╔══
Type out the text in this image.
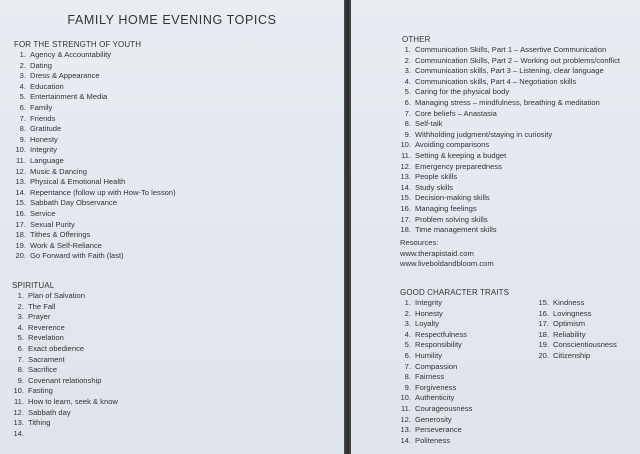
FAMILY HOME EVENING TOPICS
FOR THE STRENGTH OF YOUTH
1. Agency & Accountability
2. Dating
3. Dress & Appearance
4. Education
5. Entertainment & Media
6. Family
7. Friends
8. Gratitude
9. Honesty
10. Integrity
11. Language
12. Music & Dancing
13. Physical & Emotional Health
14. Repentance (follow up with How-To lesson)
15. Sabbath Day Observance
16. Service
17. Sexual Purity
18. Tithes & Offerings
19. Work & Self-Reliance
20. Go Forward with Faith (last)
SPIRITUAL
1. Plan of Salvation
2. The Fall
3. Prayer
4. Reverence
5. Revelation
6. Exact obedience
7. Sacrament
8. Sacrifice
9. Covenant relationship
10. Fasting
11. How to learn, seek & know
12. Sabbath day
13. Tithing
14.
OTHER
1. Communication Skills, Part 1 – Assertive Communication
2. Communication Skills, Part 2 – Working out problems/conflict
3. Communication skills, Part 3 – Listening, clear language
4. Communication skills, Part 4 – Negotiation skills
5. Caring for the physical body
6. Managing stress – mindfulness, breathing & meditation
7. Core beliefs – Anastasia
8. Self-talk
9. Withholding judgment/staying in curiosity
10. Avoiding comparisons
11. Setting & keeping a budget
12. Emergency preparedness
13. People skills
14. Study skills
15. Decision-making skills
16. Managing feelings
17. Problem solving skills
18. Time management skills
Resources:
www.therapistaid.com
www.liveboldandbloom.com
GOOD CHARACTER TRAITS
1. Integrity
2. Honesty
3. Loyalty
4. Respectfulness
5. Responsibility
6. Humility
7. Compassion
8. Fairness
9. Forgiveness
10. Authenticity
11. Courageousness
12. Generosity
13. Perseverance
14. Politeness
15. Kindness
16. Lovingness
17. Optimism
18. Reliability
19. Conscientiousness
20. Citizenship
╚══
╔══
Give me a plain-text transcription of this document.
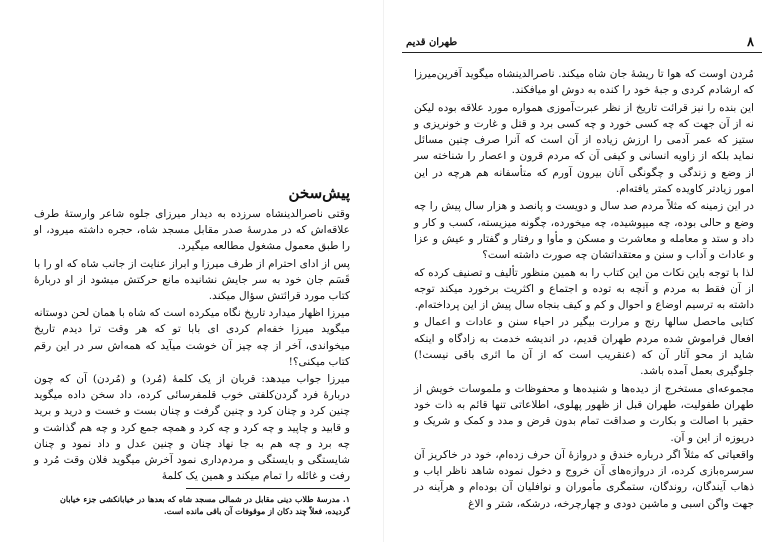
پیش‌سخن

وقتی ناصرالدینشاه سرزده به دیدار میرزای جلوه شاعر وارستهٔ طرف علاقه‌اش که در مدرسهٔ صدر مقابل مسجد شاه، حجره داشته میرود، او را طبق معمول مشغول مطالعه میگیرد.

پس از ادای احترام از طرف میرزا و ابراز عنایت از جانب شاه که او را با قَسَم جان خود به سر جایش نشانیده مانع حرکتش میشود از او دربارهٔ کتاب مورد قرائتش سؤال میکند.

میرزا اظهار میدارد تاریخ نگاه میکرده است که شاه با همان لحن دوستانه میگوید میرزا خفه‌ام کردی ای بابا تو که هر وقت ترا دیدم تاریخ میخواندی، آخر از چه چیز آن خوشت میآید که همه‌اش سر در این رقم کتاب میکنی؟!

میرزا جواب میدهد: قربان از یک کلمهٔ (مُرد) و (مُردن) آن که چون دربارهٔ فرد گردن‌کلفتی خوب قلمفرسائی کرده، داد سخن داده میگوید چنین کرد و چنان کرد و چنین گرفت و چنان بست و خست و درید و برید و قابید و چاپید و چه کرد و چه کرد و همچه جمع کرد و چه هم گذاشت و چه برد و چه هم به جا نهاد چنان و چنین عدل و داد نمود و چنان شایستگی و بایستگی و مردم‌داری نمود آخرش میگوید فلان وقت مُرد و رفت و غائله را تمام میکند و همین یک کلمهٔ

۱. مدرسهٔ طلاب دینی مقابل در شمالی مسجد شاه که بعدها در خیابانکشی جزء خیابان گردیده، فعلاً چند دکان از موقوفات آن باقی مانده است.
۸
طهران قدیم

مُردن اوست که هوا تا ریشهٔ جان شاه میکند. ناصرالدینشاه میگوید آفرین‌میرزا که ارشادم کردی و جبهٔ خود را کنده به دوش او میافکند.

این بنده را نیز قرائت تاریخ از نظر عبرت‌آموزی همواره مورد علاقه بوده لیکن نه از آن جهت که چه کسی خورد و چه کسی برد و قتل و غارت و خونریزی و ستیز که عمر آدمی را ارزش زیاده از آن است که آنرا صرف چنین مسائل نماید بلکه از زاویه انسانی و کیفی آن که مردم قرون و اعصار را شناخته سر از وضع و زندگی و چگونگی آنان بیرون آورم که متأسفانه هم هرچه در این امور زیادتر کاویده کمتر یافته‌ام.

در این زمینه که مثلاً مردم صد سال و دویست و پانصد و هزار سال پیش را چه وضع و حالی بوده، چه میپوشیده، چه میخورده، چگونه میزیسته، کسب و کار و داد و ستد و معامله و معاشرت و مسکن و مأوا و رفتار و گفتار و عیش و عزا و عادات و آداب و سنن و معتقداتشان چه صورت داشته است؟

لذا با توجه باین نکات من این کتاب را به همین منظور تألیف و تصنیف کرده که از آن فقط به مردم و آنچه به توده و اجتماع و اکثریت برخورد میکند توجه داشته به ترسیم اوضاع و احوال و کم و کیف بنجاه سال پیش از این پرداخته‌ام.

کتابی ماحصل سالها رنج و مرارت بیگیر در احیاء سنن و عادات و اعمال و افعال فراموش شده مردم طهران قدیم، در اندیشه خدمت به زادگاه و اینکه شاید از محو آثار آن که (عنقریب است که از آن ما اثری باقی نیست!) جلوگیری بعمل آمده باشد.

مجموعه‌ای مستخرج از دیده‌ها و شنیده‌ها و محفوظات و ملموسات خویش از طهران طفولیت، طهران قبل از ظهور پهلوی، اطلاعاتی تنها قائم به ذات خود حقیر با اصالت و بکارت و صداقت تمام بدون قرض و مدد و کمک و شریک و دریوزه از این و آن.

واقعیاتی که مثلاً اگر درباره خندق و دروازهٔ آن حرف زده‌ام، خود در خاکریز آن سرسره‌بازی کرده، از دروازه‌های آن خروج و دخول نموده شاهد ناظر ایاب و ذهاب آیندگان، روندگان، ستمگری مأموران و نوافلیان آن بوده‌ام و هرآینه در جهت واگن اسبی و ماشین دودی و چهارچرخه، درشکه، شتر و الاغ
╚══
From the listing above, copy every line that includes the word "باقی".

۱. مدرسهٔ طلاب دینی مقابل در شمالی مسجد شاه که بعدها در خیابانکشی جزء خیابان گردیده، فعلاً چند دکان از موقوفات آن باقی مانده است.
کتابی ماحصل سالها رنج و مرارت بیگیر در احیاء سنن و عادات و اعمال و افعال فراموش شده مردم طهران قدیم، در اندیشه خدمت به زادگاه و اینکه شاید از محو آثار آن که (عنقریب است که از آن ما اثری باقی نیست!) جلوگیری بعمل آمده باشد.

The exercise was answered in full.